### PROBLEM STATEMENT
Write out the material below again, unchanged.
________________________________________
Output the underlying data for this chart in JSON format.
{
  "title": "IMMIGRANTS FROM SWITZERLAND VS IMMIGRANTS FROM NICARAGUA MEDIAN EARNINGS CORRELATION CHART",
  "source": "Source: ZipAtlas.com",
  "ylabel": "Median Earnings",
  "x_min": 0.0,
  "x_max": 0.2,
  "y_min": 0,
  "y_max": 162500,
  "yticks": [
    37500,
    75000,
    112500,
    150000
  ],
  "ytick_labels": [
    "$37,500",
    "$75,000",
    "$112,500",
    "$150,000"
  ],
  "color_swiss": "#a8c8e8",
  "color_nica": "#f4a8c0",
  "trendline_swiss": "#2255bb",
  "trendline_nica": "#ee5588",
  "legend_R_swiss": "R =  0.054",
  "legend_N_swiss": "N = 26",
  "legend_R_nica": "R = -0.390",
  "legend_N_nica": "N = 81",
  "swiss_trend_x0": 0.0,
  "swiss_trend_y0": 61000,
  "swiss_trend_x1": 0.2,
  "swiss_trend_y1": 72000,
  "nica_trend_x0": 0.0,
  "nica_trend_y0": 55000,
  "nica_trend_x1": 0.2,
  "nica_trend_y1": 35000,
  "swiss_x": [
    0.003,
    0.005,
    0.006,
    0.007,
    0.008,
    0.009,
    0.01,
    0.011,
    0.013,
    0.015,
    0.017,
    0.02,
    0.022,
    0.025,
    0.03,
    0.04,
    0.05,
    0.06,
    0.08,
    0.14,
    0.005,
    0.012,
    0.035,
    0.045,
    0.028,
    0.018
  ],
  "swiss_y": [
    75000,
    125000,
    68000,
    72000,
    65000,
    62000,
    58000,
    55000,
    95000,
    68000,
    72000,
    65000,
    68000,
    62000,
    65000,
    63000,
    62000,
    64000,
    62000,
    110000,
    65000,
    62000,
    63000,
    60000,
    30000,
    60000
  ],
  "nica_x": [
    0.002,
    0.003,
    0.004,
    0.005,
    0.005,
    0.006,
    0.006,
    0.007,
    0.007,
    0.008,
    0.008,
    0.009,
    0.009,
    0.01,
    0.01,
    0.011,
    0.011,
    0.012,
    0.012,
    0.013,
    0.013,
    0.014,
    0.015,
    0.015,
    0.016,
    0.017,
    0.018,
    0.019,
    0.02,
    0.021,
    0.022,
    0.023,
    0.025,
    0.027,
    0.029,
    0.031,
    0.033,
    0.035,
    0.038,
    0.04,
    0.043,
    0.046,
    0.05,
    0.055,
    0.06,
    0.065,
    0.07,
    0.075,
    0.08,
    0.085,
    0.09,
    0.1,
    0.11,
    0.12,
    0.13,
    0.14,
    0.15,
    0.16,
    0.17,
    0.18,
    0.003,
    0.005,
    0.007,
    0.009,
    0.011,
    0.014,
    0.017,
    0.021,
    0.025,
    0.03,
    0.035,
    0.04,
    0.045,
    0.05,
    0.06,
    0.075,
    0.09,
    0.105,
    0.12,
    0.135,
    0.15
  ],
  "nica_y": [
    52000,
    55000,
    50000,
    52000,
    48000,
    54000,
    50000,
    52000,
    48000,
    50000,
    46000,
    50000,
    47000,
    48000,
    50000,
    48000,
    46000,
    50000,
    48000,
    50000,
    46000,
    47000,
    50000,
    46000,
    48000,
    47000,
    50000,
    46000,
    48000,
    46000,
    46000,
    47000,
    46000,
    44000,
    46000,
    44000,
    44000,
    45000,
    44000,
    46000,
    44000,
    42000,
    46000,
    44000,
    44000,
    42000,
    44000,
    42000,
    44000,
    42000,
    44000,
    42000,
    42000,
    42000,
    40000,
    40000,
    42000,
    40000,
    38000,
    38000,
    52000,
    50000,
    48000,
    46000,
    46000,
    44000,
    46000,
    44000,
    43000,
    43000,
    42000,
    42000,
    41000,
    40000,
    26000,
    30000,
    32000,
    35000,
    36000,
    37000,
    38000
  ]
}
________________________________________
### FINISHED EXERCISE
Output the underlying data for this chart in JSON format.
{
  "title": "IMMIGRANTS FROM SWITZERLAND VS IMMIGRANTS FROM NICARAGUA MEDIAN EARNINGS CORRELATION CHART",
  "source": "Source: ZipAtlas.com",
  "ylabel": "Median Earnings",
  "x_min": 0.0,
  "x_max": 0.2,
  "y_min": 0,
  "y_max": 162500,
  "yticks": [
    37500,
    75000,
    112500,
    150000
  ],
  "ytick_labels": [
    "$37,500",
    "$75,000",
    "$112,500",
    "$150,000"
  ],
  "color_swiss": "#a8c8e8",
  "color_nica": "#f4a8c0",
  "trendline_swiss": "#2255bb",
  "trendline_nica": "#ee5588",
  "legend_R_swiss": "R =  0.054",
  "legend_N_swiss": "N = 26",
  "legend_R_nica": "R = -0.390",
  "legend_N_nica": "N = 81",
  "swiss_trend_x0": 0.0,
  "swiss_trend_y0": 61000,
  "swiss_trend_x1": 0.2,
  "swiss_trend_y1": 72000,
  "nica_trend_x0": 0.0,
  "nica_trend_y0": 55000,
  "nica_trend_x1": 0.2,
  "nica_trend_y1": 35000,
  "swiss_x": [
    0.003,
    0.005,
    0.006,
    0.007,
    0.008,
    0.009,
    0.01,
    0.011,
    0.013,
    0.015,
    0.017,
    0.02,
    0.022,
    0.025,
    0.03,
    0.04,
    0.05,
    0.06,
    0.08,
    0.14,
    0.005,
    0.012,
    0.035,
    0.045,
    0.028,
    0.018
  ],
  "swiss_y": [
    75000,
    125000,
    68000,
    72000,
    65000,
    62000,
    58000,
    55000,
    95000,
    68000,
    72000,
    65000,
    68000,
    62000,
    65000,
    63000,
    62000,
    64000,
    62000,
    110000,
    65000,
    62000,
    63000,
    60000,
    30000,
    60000
  ],
  "nica_x": [
    0.002,
    0.003,
    0.004,
    0.005,
    0.005,
    0.006,
    0.006,
    0.007,
    0.007,
    0.008,
    0.008,
    0.009,
    0.009,
    0.01,
    0.01,
    0.011,
    0.011,
    0.012,
    0.012,
    0.013,
    0.013,
    0.014,
    0.015,
    0.015,
    0.016,
    0.017,
    0.018,
    0.019,
    0.02,
    0.021,
    0.022,
    0.023,
    0.025,
    0.027,
    0.029,
    0.031,
    0.033,
    0.035,
    0.038,
    0.04,
    0.043,
    0.046,
    0.05,
    0.055,
    0.06,
    0.065,
    0.07,
    0.075,
    0.08,
    0.085,
    0.09,
    0.1,
    0.11,
    0.12,
    0.13,
    0.14,
    0.15,
    0.16,
    0.17,
    0.18,
    0.003,
    0.005,
    0.007,
    0.009,
    0.011,
    0.014,
    0.017,
    0.021,
    0.025,
    0.03,
    0.035,
    0.04,
    0.045,
    0.05,
    0.06,
    0.075,
    0.09,
    0.105,
    0.12,
    0.135,
    0.15
  ],
  "nica_y": [
    52000,
    55000,
    50000,
    52000,
    48000,
    54000,
    50000,
    52000,
    48000,
    50000,
    46000,
    50000,
    47000,
    48000,
    50000,
    48000,
    46000,
    50000,
    48000,
    50000,
    46000,
    47000,
    50000,
    46000,
    48000,
    47000,
    50000,
    46000,
    48000,
    46000,
    46000,
    47000,
    46000,
    44000,
    46000,
    44000,
    44000,
    45000,
    44000,
    46000,
    44000,
    42000,
    46000,
    44000,
    44000,
    42000,
    44000,
    42000,
    44000,
    42000,
    44000,
    42000,
    42000,
    42000,
    40000,
    40000,
    42000,
    40000,
    38000,
    38000,
    52000,
    50000,
    48000,
    46000,
    46000,
    44000,
    46000,
    44000,
    43000,
    43000,
    42000,
    42000,
    41000,
    40000,
    26000,
    30000,
    32000,
    35000,
    36000,
    37000,
    38000
  ]
}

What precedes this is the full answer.